Source records:
──────

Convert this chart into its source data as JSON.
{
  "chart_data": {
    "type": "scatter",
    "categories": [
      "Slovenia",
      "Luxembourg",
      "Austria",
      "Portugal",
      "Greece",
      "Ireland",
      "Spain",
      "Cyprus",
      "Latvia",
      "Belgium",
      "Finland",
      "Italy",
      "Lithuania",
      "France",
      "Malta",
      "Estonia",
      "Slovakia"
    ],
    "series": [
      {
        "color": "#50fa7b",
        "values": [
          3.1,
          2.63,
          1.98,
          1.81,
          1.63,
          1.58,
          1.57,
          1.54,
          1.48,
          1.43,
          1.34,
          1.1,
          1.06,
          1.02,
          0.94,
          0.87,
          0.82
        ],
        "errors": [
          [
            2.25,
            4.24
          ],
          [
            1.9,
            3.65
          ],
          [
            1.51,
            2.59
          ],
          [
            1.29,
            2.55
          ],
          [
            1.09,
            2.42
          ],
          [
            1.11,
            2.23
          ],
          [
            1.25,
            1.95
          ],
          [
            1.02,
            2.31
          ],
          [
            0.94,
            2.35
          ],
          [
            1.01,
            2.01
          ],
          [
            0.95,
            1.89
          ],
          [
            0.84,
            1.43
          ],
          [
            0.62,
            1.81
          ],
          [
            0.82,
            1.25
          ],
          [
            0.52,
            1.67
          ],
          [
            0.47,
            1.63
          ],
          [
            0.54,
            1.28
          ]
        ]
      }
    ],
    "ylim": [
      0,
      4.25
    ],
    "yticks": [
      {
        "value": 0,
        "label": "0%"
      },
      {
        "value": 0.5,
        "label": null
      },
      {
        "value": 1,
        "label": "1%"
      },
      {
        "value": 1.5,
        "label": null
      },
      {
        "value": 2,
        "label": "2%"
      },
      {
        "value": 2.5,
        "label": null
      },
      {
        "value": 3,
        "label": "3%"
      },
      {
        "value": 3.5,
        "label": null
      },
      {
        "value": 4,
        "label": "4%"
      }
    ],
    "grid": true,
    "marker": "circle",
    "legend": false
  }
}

──────

REQUIREMENT:
Return all of the data exactly as it reads.

RESPONSE TO THE TASK:
Convert this chart into its source data as JSON.
{
  "chart_data": {
    "type": "scatter",
    "categories": [
      "Slovenia",
      "Luxembourg",
      "Austria",
      "Portugal",
      "Greece",
      "Ireland",
      "Spain",
      "Cyprus",
      "Latvia",
      "Belgium",
      "Finland",
      "Italy",
      "Lithuania",
      "France",
      "Malta",
      "Estonia",
      "Slovakia"
    ],
    "series": [
      {
        "color": "#50fa7b",
        "values": [
          3.1,
          2.63,
          1.98,
          1.81,
          1.63,
          1.58,
          1.57,
          1.54,
          1.48,
          1.43,
          1.34,
          1.1,
          1.06,
          1.02,
          0.94,
          0.87,
          0.82
        ],
        "errors": [
          [
            2.25,
            4.24
          ],
          [
            1.9,
            3.65
          ],
          [
            1.51,
            2.59
          ],
          [
            1.29,
            2.55
          ],
          [
            1.09,
            2.42
          ],
          [
            1.11,
            2.23
          ],
          [
            1.25,
            1.95
          ],
          [
            1.02,
            2.31
          ],
          [
            0.94,
            2.35
          ],
          [
            1.01,
            2.01
          ],
          [
            0.95,
            1.89
          ],
          [
            0.84,
            1.43
          ],
          [
            0.62,
            1.81
          ],
          [
            0.82,
            1.25
          ],
          [
            0.52,
            1.67
          ],
          [
            0.47,
            1.63
          ],
          [
            0.54,
            1.28
          ]
        ]
      }
    ],
    "ylim": [
      0,
      4.25
    ],
    "yticks": [
      {
        "value": 0,
        "label": "0%"
      },
      {
        "value": 0.5,
        "label": null
      },
      {
        "value": 1,
        "label": "1%"
      },
      {
        "value": 1.5,
        "label": null
      },
      {
        "value": 2,
        "label": "2%"
      },
      {
        "value": 2.5,
        "label": null
      },
      {
        "value": 3,
        "label": "3%"
      },
      {
        "value": 3.5,
        "label": null
      },
      {
        "value": 4,
        "label": "4%"
      }
    ],
    "grid": true,
    "marker": "circle",
    "legend": false
  }
}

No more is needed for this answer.